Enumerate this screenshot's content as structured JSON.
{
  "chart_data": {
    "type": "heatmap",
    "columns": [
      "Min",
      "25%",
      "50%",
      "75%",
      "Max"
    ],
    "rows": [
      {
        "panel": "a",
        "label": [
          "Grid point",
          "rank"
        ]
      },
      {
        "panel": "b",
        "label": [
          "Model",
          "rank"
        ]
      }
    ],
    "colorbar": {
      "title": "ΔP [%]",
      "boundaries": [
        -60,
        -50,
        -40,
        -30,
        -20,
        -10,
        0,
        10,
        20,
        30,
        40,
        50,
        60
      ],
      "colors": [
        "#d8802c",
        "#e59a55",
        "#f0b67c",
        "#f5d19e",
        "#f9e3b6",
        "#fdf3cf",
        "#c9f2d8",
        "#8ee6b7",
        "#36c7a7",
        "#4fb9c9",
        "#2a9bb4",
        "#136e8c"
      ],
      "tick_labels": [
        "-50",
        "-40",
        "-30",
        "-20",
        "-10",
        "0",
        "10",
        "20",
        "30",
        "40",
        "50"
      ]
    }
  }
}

* * *

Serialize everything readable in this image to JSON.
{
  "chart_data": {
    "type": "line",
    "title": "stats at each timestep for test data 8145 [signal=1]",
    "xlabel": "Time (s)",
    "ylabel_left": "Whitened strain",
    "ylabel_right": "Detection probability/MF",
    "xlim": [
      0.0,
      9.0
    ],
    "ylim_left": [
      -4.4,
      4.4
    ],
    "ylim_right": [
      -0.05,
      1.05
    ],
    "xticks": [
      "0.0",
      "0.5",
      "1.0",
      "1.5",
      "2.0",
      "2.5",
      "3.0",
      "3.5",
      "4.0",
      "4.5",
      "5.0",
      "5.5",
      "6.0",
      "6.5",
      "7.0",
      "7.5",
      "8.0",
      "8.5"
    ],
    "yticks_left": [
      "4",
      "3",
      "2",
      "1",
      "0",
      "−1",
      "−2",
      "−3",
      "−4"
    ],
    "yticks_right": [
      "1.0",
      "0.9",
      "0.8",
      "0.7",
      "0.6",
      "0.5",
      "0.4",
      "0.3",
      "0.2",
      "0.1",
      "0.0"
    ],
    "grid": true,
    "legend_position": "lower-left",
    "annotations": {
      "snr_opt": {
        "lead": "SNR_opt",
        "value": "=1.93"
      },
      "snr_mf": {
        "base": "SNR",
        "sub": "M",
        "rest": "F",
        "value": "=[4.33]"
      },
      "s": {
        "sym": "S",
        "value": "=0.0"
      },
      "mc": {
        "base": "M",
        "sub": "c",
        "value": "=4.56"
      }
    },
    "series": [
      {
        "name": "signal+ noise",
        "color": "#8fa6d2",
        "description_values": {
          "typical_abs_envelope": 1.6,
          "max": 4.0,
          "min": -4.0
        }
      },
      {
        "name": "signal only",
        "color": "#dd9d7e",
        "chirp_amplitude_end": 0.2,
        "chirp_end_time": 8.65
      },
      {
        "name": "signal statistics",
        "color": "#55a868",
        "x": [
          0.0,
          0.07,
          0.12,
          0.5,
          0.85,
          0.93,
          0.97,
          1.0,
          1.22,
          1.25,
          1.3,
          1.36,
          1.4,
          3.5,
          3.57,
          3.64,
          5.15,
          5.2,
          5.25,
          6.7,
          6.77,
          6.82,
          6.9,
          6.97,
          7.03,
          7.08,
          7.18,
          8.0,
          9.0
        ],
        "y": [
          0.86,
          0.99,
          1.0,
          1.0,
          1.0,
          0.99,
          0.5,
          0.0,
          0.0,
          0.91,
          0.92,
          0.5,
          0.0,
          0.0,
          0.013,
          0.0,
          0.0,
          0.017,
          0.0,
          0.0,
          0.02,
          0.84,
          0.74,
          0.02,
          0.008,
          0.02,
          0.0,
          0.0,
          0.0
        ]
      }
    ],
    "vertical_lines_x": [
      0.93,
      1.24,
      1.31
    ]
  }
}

--

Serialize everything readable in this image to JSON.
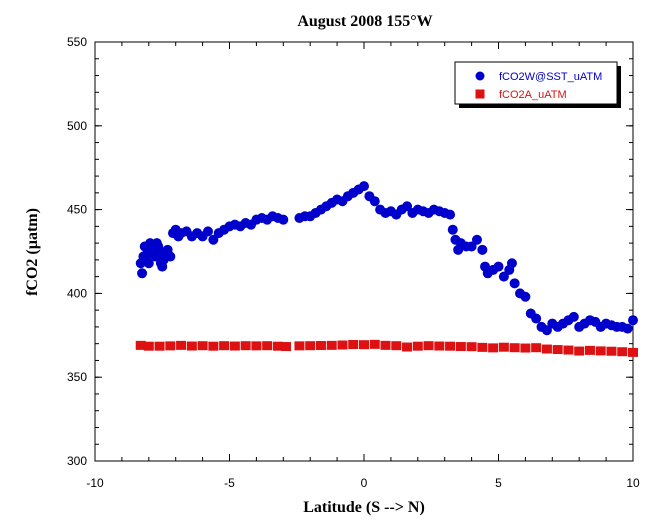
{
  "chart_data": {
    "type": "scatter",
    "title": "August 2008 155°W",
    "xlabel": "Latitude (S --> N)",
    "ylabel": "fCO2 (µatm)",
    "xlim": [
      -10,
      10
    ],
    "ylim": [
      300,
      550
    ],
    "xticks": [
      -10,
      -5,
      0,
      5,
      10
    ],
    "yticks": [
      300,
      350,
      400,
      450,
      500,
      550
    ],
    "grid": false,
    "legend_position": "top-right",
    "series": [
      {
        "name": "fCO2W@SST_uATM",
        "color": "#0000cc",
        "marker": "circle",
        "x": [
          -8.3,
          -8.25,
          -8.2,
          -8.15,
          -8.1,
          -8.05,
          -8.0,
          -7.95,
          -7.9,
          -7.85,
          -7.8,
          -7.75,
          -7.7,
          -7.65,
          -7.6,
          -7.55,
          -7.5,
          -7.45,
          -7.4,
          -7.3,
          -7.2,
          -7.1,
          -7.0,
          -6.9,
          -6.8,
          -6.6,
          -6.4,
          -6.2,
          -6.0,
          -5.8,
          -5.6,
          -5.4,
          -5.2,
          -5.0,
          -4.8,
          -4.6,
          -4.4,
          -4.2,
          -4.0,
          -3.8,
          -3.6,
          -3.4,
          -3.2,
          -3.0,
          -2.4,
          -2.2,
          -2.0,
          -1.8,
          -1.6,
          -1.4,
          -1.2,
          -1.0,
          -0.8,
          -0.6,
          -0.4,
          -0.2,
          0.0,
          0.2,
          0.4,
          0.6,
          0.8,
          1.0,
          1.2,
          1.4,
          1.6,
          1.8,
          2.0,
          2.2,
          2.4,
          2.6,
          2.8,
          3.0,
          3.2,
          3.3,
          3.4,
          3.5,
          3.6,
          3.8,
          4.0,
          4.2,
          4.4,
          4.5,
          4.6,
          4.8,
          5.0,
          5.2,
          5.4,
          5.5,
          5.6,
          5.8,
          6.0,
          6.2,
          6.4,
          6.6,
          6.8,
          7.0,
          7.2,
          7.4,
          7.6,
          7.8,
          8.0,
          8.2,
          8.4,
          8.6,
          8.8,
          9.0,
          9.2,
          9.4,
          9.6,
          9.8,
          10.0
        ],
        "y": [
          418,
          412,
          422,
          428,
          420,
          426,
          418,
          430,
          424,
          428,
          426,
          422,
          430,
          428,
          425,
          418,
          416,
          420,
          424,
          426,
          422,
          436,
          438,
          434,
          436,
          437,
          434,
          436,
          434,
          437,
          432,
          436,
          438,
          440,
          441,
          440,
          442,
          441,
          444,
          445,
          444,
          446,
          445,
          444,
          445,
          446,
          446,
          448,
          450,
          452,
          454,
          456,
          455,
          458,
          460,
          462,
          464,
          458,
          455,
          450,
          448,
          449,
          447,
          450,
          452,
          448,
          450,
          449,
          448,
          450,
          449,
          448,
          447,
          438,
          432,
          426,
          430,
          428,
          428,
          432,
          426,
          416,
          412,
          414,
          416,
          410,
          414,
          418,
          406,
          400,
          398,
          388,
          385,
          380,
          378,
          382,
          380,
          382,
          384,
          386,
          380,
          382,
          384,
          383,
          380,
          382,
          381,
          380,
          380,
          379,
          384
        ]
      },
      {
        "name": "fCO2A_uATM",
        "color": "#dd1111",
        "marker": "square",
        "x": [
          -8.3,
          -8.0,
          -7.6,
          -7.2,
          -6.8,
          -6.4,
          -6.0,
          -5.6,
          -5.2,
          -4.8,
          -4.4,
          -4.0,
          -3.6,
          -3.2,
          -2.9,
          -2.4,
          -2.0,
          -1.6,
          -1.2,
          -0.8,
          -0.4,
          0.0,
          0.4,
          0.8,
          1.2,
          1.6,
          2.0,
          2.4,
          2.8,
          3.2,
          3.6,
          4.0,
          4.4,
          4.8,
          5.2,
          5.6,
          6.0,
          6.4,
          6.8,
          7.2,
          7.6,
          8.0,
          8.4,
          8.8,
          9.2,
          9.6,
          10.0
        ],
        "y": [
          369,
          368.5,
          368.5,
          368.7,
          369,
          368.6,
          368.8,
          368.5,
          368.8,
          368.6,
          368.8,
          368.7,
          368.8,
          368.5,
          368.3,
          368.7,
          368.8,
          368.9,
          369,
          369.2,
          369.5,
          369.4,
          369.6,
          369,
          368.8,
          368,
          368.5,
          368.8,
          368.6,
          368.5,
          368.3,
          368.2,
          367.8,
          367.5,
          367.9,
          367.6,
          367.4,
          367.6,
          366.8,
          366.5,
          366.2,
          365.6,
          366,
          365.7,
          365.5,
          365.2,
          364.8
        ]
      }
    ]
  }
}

▶ Exercise directions: Count the lines in the records above that contain the word "signal", and give only that number.

▶ Result: 4